→ EXERCISE OBJECTIVE
Type out the data exactly as given. Skip any image.

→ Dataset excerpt
◇ ◇ ◇
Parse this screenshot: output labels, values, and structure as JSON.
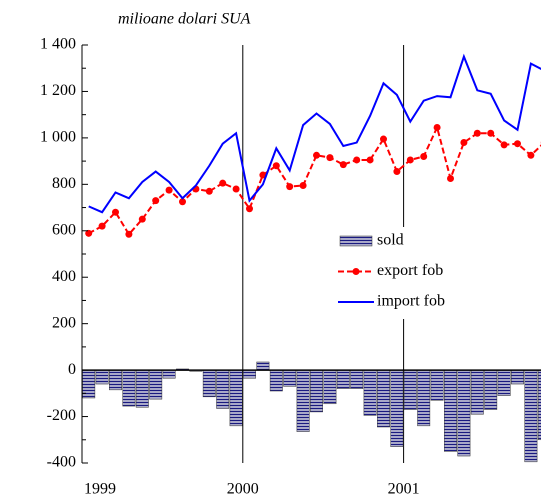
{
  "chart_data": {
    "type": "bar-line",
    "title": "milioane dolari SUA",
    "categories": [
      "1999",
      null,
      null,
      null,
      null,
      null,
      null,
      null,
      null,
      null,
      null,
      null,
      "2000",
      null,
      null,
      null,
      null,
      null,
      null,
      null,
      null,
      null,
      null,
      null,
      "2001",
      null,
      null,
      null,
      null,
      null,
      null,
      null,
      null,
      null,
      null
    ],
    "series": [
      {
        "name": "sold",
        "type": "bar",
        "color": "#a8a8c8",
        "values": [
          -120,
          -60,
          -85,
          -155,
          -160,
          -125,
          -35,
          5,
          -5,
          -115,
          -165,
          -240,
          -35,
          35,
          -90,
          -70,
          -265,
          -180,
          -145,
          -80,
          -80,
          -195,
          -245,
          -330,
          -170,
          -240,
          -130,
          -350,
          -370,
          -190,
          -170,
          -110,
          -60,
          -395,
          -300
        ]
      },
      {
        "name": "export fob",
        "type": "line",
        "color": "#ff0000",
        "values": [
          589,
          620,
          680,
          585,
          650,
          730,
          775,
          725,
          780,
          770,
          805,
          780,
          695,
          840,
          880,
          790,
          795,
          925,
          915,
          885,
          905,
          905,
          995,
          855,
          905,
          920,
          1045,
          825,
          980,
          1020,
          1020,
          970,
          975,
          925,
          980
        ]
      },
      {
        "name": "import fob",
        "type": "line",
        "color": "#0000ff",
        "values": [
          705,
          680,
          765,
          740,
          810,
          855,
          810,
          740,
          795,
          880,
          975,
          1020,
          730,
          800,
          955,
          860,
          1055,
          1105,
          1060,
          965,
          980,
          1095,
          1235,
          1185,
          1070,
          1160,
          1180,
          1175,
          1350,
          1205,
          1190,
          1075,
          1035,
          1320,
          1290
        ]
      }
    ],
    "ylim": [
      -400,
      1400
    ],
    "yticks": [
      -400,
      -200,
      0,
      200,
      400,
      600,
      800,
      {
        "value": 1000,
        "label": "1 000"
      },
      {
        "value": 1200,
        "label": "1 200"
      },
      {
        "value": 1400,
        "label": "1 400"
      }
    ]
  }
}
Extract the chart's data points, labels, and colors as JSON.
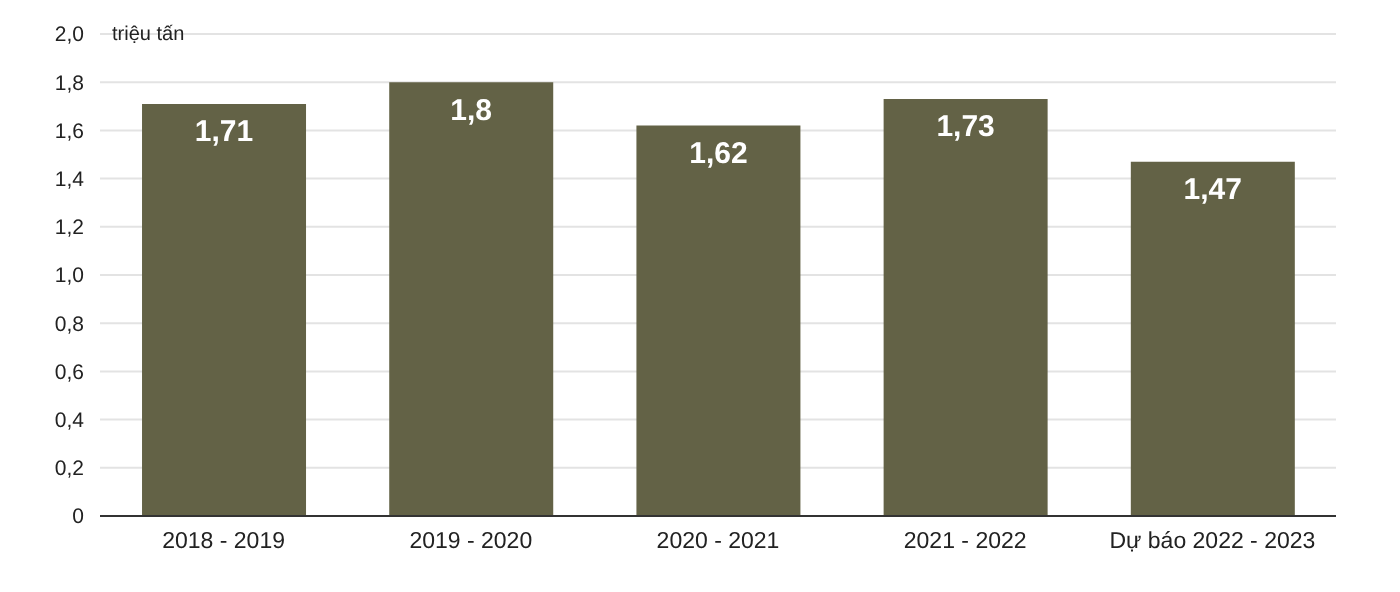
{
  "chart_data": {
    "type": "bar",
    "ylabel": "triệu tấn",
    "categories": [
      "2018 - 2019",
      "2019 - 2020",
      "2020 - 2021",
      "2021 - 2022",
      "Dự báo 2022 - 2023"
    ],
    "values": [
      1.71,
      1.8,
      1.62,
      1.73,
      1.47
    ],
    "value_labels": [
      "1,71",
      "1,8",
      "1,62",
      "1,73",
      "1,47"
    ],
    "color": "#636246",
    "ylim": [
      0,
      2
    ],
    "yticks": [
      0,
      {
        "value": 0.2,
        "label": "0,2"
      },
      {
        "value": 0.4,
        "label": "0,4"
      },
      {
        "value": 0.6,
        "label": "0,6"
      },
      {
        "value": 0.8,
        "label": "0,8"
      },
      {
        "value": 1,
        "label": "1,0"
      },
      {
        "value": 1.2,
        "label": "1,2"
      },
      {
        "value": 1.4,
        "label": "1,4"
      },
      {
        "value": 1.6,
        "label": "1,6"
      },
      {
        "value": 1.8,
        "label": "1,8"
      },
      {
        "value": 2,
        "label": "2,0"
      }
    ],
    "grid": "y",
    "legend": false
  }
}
◇ ◇ ◇
→ WRITTEN RESPONSE
Parse this screenshot: output labels, values, and structure as JSON.
{
  "chart_data": {
    "type": "bar-line",
    "title": "milioane dolari SUA",
    "categories": [
      "1999",
      null,
      null,
      null,
      null,
      null,
      null,
      null,
      null,
      null,
      null,
      null,
      "2000",
      null,
      null,
      null,
      null,
      null,
      null,
      null,
      null,
      null,
      null,
      null,
      "2001",
      null,
      null,
      null,
      null,
      null,
      null,
      null,
      null,
      null,
      null
    ],
    "series": [
      {
        "name": "sold",
        "type": "bar",
        "color": "#a8a8c8",
        "values": [
          -120,
          -60,
          -85,
          -155,
          -160,
          -125,
          -35,
          5,
          -5,
          -115,
          -165,
          -240,
          -35,
          35,
          -90,
          -70,
          -265,
          -180,
          -145,
          -80,
          -80,
          -195,
          -245,
          -330,
          -170,
          -240,
          -130,
          -350,
          -370,
          -190,
          -170,
          -110,
          -60,
          -395,
          -300
        ]
      },
      {
        "name": "export fob",
        "type": "line",
        "color": "#ff0000",
        "values": [
          589,
          620,
          680,
          585,
          650,
          730,
          775,
          725,
          780,
          770,
          805,
          780,
          695,
          840,
          880,
          790,
          795,
          925,
          915,
          885,
          905,
          905,
          995,
          855,
          905,
          920,
          1045,
          825,
          980,
          1020,
          1020,
          970,
          975,
          925,
          980
        ]
      },
      {
        "name": "import fob",
        "type": "line",
        "color": "#0000ff",
        "values": [
          705,
          680,
          765,
          740,
          810,
          855,
          810,
          740,
          795,
          880,
          975,
          1020,
          730,
          800,
          955,
          860,
          1055,
          1105,
          1060,
          965,
          980,
          1095,
          1235,
          1185,
          1070,
          1160,
          1180,
          1175,
          1350,
          1205,
          1190,
          1075,
          1035,
          1320,
          1290
        ]
      }
    ],
    "ylim": [
      -400,
      1400
    ],
    "yticks": [
      -400,
      -200,
      0,
      200,
      400,
      600,
      800,
      {
        "value": 1000,
        "label": "1 000"
      },
      {
        "value": 1200,
        "label": "1 200"
      },
      {
        "value": 1400,
        "label": "1 400"
      }
    ]
  }
}
Extract the chart's data points, labels, and colors as JSON.
{
  "chart_data": {
    "type": "bar",
    "ylabel": "triệu tấn",
    "categories": [
      "2018 - 2019",
      "2019 - 2020",
      "2020 - 2021",
      "2021 - 2022",
      "Dự báo 2022 - 2023"
    ],
    "values": [
      1.71,
      1.8,
      1.62,
      1.73,
      1.47
    ],
    "value_labels": [
      "1,71",
      "1,8",
      "1,62",
      "1,73",
      "1,47"
    ],
    "color": "#636246",
    "ylim": [
      0,
      2
    ],
    "yticks": [
      0,
      {
        "value": 0.2,
        "label": "0,2"
      },
      {
        "value": 0.4,
        "label": "0,4"
      },
      {
        "value": 0.6,
        "label": "0,6"
      },
      {
        "value": 0.8,
        "label": "0,8"
      },
      {
        "value": 1,
        "label": "1,0"
      },
      {
        "value": 1.2,
        "label": "1,2"
      },
      {
        "value": 1.4,
        "label": "1,4"
      },
      {
        "value": 1.6,
        "label": "1,6"
      },
      {
        "value": 1.8,
        "label": "1,8"
      },
      {
        "value": 2,
        "label": "2,0"
      }
    ],
    "grid": "y",
    "legend": false
  }
}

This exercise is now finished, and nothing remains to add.